**Excerpted data:**
====
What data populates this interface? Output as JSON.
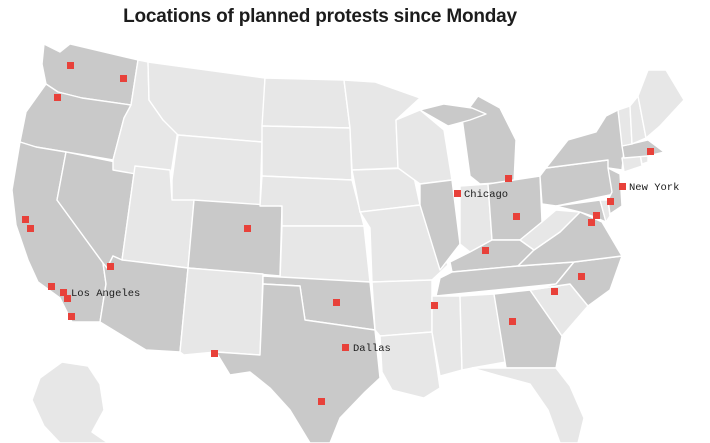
{
  "title": "Locations of planned protests since Monday",
  "colors": {
    "background": "#ffffff",
    "state_default": "#e7e7e7",
    "state_with_protest": "#c9c9c9",
    "state_border": "#ffffff",
    "marker": "#e8413a",
    "text": "#1c1c1c"
  },
  "states_with_protests": [
    "WA",
    "OR",
    "CA",
    "NV",
    "AZ",
    "CO",
    "TX",
    "OK",
    "IL",
    "MI",
    "OH",
    "KY",
    "TN",
    "GA",
    "NC",
    "VA",
    "MD",
    "PA",
    "NJ",
    "NY",
    "MA"
  ],
  "labels": {
    "los_angeles": "Los Angeles",
    "chicago": "Chicago",
    "new_york": "New York",
    "dallas": "Dallas"
  }
}
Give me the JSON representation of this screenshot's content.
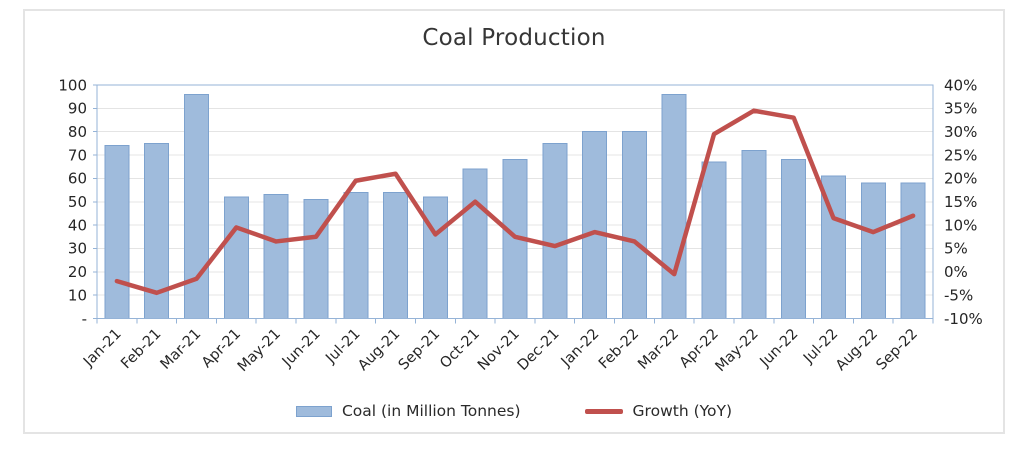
{
  "chart_data": {
    "type": "combo",
    "title": "Coal Production",
    "categories": [
      "Jan-21",
      "Feb-21",
      "Mar-21",
      "Apr-21",
      "May-21",
      "Jun-21",
      "Jul-21",
      "Aug-21",
      "Sep-21",
      "Oct-21",
      "Nov-21",
      "Dec-21",
      "Jan-22",
      "Feb-22",
      "Mar-22",
      "Apr-22",
      "May-22",
      "Jun-22",
      "Jul-22",
      "Aug-22",
      "Sep-22"
    ],
    "series": [
      {
        "name": "Coal (in Million Tonnes)",
        "type": "bar",
        "axis": "left",
        "values": [
          74,
          75,
          96,
          52,
          53,
          51,
          54,
          54,
          52,
          64,
          68,
          75,
          80,
          80,
          96,
          67,
          72,
          68,
          61,
          58,
          58
        ]
      },
      {
        "name": "Growth (YoY)",
        "type": "line",
        "axis": "right",
        "values": [
          -2,
          -4.5,
          -1.5,
          9.5,
          6.5,
          7.5,
          19.5,
          21,
          8,
          15,
          7.5,
          5.5,
          8.5,
          6.5,
          -0.5,
          29.5,
          34.5,
          33,
          11.5,
          8.5,
          12
        ]
      }
    ],
    "left_axis": {
      "min": 0,
      "max": 100,
      "tick_labels": [
        "100",
        "90",
        "80",
        "70",
        "60",
        "50",
        "40",
        "30",
        "20",
        "10",
        "-"
      ]
    },
    "right_axis": {
      "min": -10,
      "max": 40,
      "tick_labels": [
        "40%",
        "35%",
        "30%",
        "25%",
        "20%",
        "15%",
        "10%",
        "5%",
        "0%",
        "-5%",
        "-10%"
      ]
    },
    "grid": true,
    "legend_position": "bottom",
    "colors": {
      "bar_fill": "#9fbbdc",
      "bar_border": "#7da2ce",
      "line": "#c0504d",
      "gridline": "#e4e4e4",
      "plot_border": "#95b3d7",
      "axis_text": "#262626",
      "title_text": "#363636"
    }
  },
  "legend": {
    "coal_label": "Coal (in Million Tonnes)",
    "growth_label": "Growth (YoY)"
  }
}
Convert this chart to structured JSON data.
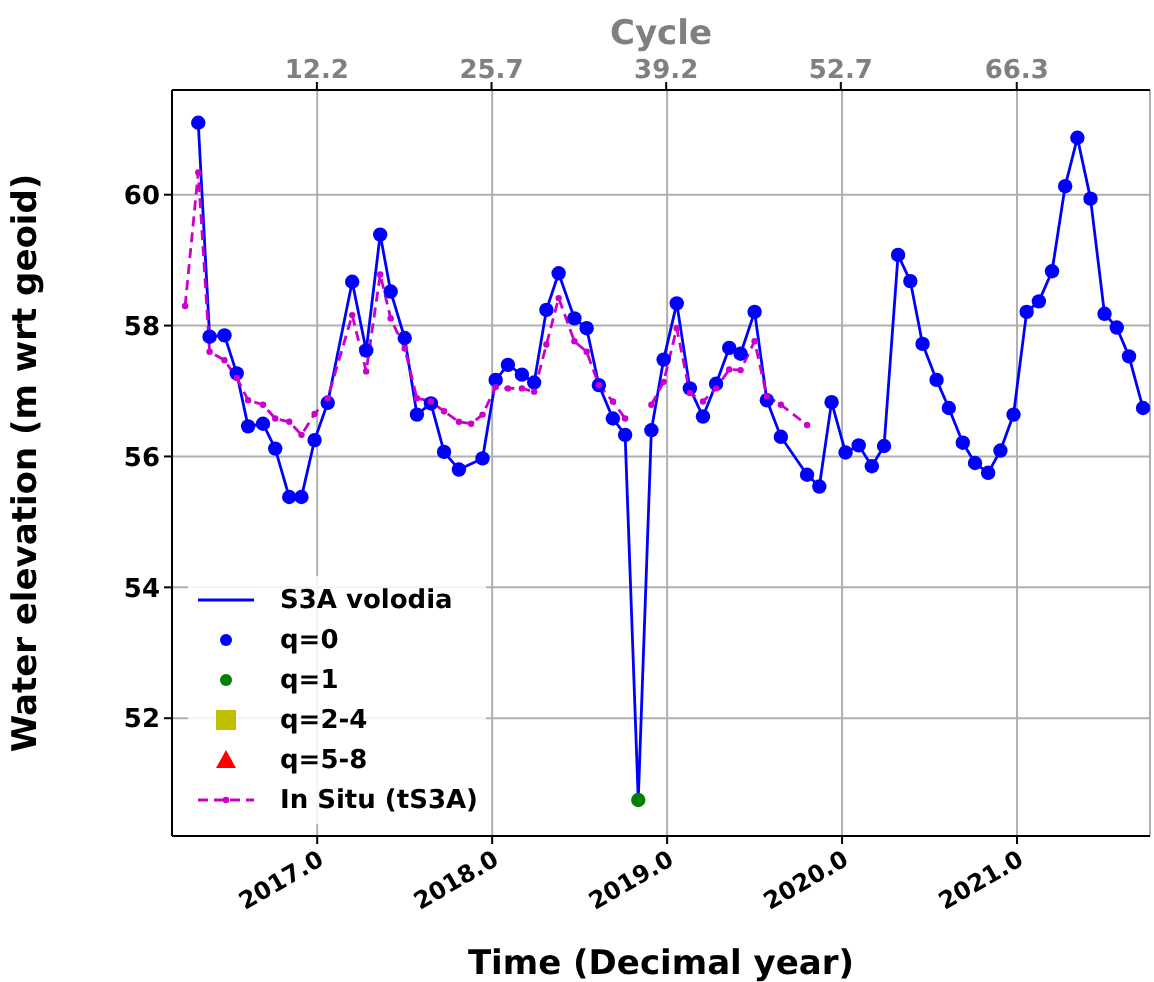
{
  "chart_data": {
    "type": "line",
    "xlabel": "Time (Decimal year)",
    "ylabel": "Water elevation (m wrt geoid)",
    "x2label": "Cycle",
    "xlim": [
      2016.17,
      2021.76
    ],
    "xticks": [
      {
        "value": 2017,
        "label": "2017.0"
      },
      {
        "value": 2018,
        "label": "2018.0"
      },
      {
        "value": 2019,
        "label": "2019.0"
      },
      {
        "value": 2020,
        "label": "2020.0"
      },
      {
        "value": 2021,
        "label": "2021.0"
      }
    ],
    "x2lim": [
      1.0,
      76.6
    ],
    "x2ticks": [
      12.2,
      25.7,
      39.2,
      52.7,
      66.3
    ],
    "ylim": [
      50.2,
      61.6
    ],
    "yticks": [
      52,
      54,
      56,
      58,
      60
    ],
    "grid": true,
    "legend": "bottom left",
    "series": [
      {
        "name": "S3A volodia",
        "marker": "none",
        "line_style": "solid",
        "color": "#0000ff",
        "x": [
          2016.32,
          2016.385,
          2016.47,
          2016.54,
          2016.605,
          2016.69,
          2016.76,
          2016.84,
          2016.91,
          2016.985,
          2017.06,
          2017.2,
          2017.28,
          2017.36,
          2017.42,
          2017.5,
          2017.57,
          2017.65,
          2017.725,
          2017.81,
          2017.945,
          2018.02,
          2018.09,
          2018.17,
          2018.24,
          2018.31,
          2018.38,
          2018.47,
          2018.54,
          2018.61,
          2018.69,
          2018.76,
          2018.835,
          2018.91,
          2018.98,
          2019.055,
          2019.13,
          2019.205,
          2019.28,
          2019.355,
          2019.42,
          2019.5,
          2019.57,
          2019.65,
          2019.8,
          2019.87,
          2019.94,
          2020.02,
          2020.095,
          2020.17,
          2020.24,
          2020.32,
          2020.39,
          2020.46,
          2020.54,
          2020.61,
          2020.69,
          2020.76,
          2020.835,
          2020.905,
          2020.98,
          2021.055,
          2021.125,
          2021.2,
          2021.275,
          2021.345,
          2021.42,
          2021.5,
          2021.57,
          2021.64,
          2021.72
        ],
        "values": [
          61.1,
          57.83,
          57.85,
          57.27,
          56.46,
          56.5,
          56.12,
          55.38,
          55.38,
          56.25,
          56.82,
          58.67,
          57.62,
          59.39,
          58.52,
          57.81,
          56.64,
          56.81,
          56.07,
          55.8,
          55.97,
          57.17,
          57.4,
          57.25,
          57.13,
          58.24,
          58.8,
          58.11,
          57.96,
          57.09,
          56.58,
          56.33,
          50.75,
          56.4,
          57.48,
          58.34,
          57.04,
          56.61,
          57.11,
          57.66,
          57.57,
          58.21,
          56.86,
          56.3,
          55.72,
          55.54,
          56.83,
          56.06,
          56.17,
          55.85,
          56.16,
          59.08,
          58.68,
          57.72,
          57.17,
          56.74,
          56.21,
          55.9,
          55.75,
          56.09,
          56.64,
          58.21,
          58.37,
          58.83,
          60.13,
          60.87,
          59.94,
          58.18,
          57.97,
          57.53,
          56.74
        ]
      },
      {
        "name": "q=0",
        "type": "scatter",
        "marker": "circle",
        "color": "#0000ff",
        "x": [
          2016.32,
          2016.385,
          2016.47,
          2016.54,
          2016.605,
          2016.69,
          2016.76,
          2016.84,
          2016.91,
          2016.985,
          2017.06,
          2017.2,
          2017.28,
          2017.36,
          2017.42,
          2017.5,
          2017.57,
          2017.65,
          2017.725,
          2017.81,
          2017.945,
          2018.02,
          2018.09,
          2018.17,
          2018.24,
          2018.31,
          2018.38,
          2018.47,
          2018.54,
          2018.61,
          2018.69,
          2018.76,
          2018.91,
          2018.98,
          2019.055,
          2019.13,
          2019.205,
          2019.28,
          2019.355,
          2019.42,
          2019.5,
          2019.57,
          2019.65,
          2019.8,
          2019.87,
          2019.94,
          2020.02,
          2020.095,
          2020.17,
          2020.24,
          2020.32,
          2020.39,
          2020.46,
          2020.54,
          2020.61,
          2020.69,
          2020.76,
          2020.835,
          2020.905,
          2020.98,
          2021.055,
          2021.125,
          2021.2,
          2021.275,
          2021.345,
          2021.42,
          2021.5,
          2021.57,
          2021.64,
          2021.72
        ],
        "values": [
          61.1,
          57.83,
          57.85,
          57.27,
          56.46,
          56.5,
          56.12,
          55.38,
          55.38,
          56.25,
          56.82,
          58.67,
          57.62,
          59.39,
          58.52,
          57.81,
          56.64,
          56.81,
          56.07,
          55.8,
          55.97,
          57.17,
          57.4,
          57.25,
          57.13,
          58.24,
          58.8,
          58.11,
          57.96,
          57.09,
          56.58,
          56.33,
          56.4,
          57.48,
          58.34,
          57.04,
          56.61,
          57.11,
          57.66,
          57.57,
          58.21,
          56.86,
          56.3,
          55.72,
          55.54,
          56.83,
          56.06,
          56.17,
          55.85,
          56.16,
          59.08,
          58.68,
          57.72,
          57.17,
          56.74,
          56.21,
          55.9,
          55.75,
          56.09,
          56.64,
          58.21,
          58.37,
          58.83,
          60.13,
          60.87,
          59.94,
          58.18,
          57.97,
          57.53,
          56.74
        ]
      },
      {
        "name": "q=1",
        "type": "scatter",
        "marker": "circle",
        "color": "#008000",
        "x": [
          2018.835
        ],
        "values": [
          50.75
        ]
      },
      {
        "name": "q=2-4",
        "type": "scatter",
        "marker": "square",
        "color": "#bfbf00"
      },
      {
        "name": "q=5-8",
        "type": "scatter",
        "marker": "triangle",
        "color": "#ff0000"
      },
      {
        "name": "In Situ (tS3A)",
        "marker": "circle",
        "line_style": "dashed",
        "color": "#cc00cc",
        "x": [
          2016.245,
          2016.32,
          2016.385,
          2016.47,
          2016.54,
          2016.605,
          2016.69,
          2016.76,
          2016.84,
          2016.91,
          2016.985,
          2017.06,
          2017.2,
          2017.28,
          2017.36,
          2017.42,
          2017.5,
          2017.57,
          2017.65,
          2017.725,
          2017.81,
          2017.88,
          2017.945,
          2018.02,
          2018.09,
          2018.17,
          2018.24,
          2018.31,
          2018.38,
          2018.47,
          2018.54,
          2018.61,
          2018.69,
          2018.76,
          2018.835,
          2018.91,
          2018.98,
          2019.055,
          2019.13,
          2019.205,
          2019.28,
          2019.355,
          2019.42,
          2019.5,
          2019.57,
          2019.65,
          2019.8
        ],
        "values": [
          58.3,
          60.34,
          57.6,
          57.47,
          57.2,
          56.86,
          56.79,
          56.58,
          56.53,
          56.33,
          56.65,
          56.89,
          58.16,
          57.3,
          58.78,
          58.11,
          57.65,
          56.89,
          56.84,
          56.69,
          56.53,
          56.5,
          56.64,
          57.06,
          57.04,
          57.04,
          56.99,
          57.71,
          58.42,
          57.76,
          57.6,
          57.09,
          56.84,
          56.58,
          null,
          56.79,
          57.14,
          57.96,
          56.97,
          56.84,
          57.04,
          57.33,
          57.32,
          57.76,
          56.92,
          56.79,
          56.48
        ]
      }
    ]
  }
}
====
**Problem details:** Copy out every line of the listing that contains the string "marker".

**Final result:**
    "marker": "#e8413a",
        "marker": "none",
        "marker": "circle",
        "marker": "circle",
        "marker": "square",
        "marker": "triangle",
        "marker": "circle",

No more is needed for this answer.